Collected data entries
(begin)
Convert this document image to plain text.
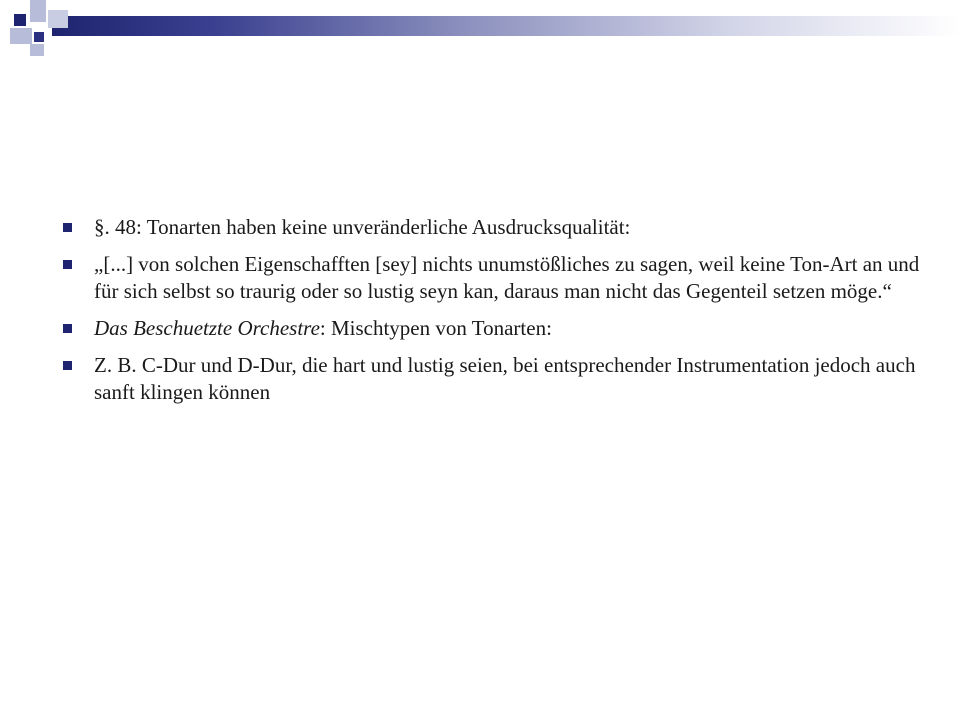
§. 48: Tonarten haben keine unveränderliche Ausdrucksqualität:
„[...] von solchen Eigenschafften [sey] nichts unumstößliches zu sagen, weil keine Ton-Art an und für sich selbst so traurig oder so lustig seyn kan, daraus man nicht das Gegenteil setzen möge.“
Das Beschuetzte Orchestre: Mischtypen von Tonarten:
Z. B. C-Dur und D-Dur, die hart und lustig seien, bei entsprechender Instrumentation jedoch auch sanft klingen können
(end)
> **Exercise instructions**:
State how many lines of the material contain the string "Tonarten", with no other words.

> **Written response**:
2